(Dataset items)
────────
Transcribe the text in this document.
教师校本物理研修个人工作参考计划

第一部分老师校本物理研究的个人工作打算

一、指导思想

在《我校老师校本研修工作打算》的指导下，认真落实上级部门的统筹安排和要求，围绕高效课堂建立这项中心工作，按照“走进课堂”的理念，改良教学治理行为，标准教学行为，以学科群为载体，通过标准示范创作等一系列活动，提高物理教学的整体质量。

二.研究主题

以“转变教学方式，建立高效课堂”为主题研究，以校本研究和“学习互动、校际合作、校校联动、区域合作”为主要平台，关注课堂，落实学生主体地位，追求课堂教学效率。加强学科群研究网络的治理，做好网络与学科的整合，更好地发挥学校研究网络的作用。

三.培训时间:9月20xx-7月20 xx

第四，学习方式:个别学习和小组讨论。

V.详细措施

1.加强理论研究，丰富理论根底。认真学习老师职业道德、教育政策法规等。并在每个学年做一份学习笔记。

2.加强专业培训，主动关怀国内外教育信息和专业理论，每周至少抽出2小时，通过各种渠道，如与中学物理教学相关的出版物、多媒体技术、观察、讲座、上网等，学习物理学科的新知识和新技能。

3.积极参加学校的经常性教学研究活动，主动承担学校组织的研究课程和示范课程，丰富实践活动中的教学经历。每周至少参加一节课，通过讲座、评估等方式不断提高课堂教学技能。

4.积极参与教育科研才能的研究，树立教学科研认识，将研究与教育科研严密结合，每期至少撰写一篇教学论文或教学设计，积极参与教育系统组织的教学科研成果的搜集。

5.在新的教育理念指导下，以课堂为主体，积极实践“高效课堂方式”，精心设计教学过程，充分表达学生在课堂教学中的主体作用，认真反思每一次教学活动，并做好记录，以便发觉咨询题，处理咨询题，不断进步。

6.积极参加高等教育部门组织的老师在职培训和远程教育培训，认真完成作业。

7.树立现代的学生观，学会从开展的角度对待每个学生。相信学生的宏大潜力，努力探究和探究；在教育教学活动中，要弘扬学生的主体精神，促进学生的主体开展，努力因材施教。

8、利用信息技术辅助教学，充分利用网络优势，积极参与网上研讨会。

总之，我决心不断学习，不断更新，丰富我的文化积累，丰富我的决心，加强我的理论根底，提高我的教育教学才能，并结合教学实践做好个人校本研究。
────────
WHAT IS EXPECTED: Repeat the preceding lines exactly, please, every one of them.

FINAL RESULT:
Transcribe the text in this document.
教师校本物理研修个人工作参考计划

第一部分老师校本物理研究的个人工作打算

一、指导思想

在《我校老师校本研修工作打算》的指导下，认真落实上级部门的统筹安排和要求，围绕高效课堂建立这项中心工作，按照“走进课堂”的理念，改良教学治理行为，标准教学行为，以学科群为载体，通过标准示范创作等一系列活动，提高物理教学的整体质量。

二.研究主题

以“转变教学方式，建立高效课堂”为主题研究，以校本研究和“学习互动、校际合作、校校联动、区域合作”为主要平台，关注课堂，落实学生主体地位，追求课堂教学效率。加强学科群研究网络的治理，做好网络与学科的整合，更好地发挥学校研究网络的作用。

三.培训时间:9月20xx-7月20 xx

第四，学习方式:个别学习和小组讨论。

V.详细措施

1.加强理论研究，丰富理论根底。认真学习老师职业道德、教育政策法规等。并在每个学年做一份学习笔记。

2.加强专业培训，主动关怀国内外教育信息和专业理论，每周至少抽出2小时，通过各种渠道，如与中学物理教学相关的出版物、多媒体技术、观察、讲座、上网等，学习物理学科的新知识和新技能。

3.积极参加学校的经常性教学研究活动，主动承担学校组织的研究课程和示范课程，丰富实践活动中的教学经历。每周至少参加一节课，通过讲座、评估等方式不断提高课堂教学技能。

4.积极参与教育科研才能的研究，树立教学科研认识，将研究与教育科研严密结合，每期至少撰写一篇教学论文或教学设计，积极参与教育系统组织的教学科研成果的搜集。

5.在新的教育理念指导下，以课堂为主体，积极实践“高效课堂方式”，精心设计教学过程，充分表达学生在课堂教学中的主体作用，认真反思每一次教学活动，并做好记录，以便发觉咨询题，处理咨询题，不断进步。

6.积极参加高等教育部门组织的老师在职培训和远程教育培训，认真完成作业。

7.树立现代的学生观，学会从开展的角度对待每个学生。相信学生的宏大潜力，努力探究和探究；在教育教学活动中，要弘扬学生的主体精神，促进学生的主体开展，努力因材施教。

8、利用信息技术辅助教学，充分利用网络优势，积极参与网上研讨会。

总之，我决心不断学习，不断更新，丰富我的文化积累，丰富我的决心，加强我的理论根底，提高我的教育教学才能，并结合教学实践做好个人校本研究。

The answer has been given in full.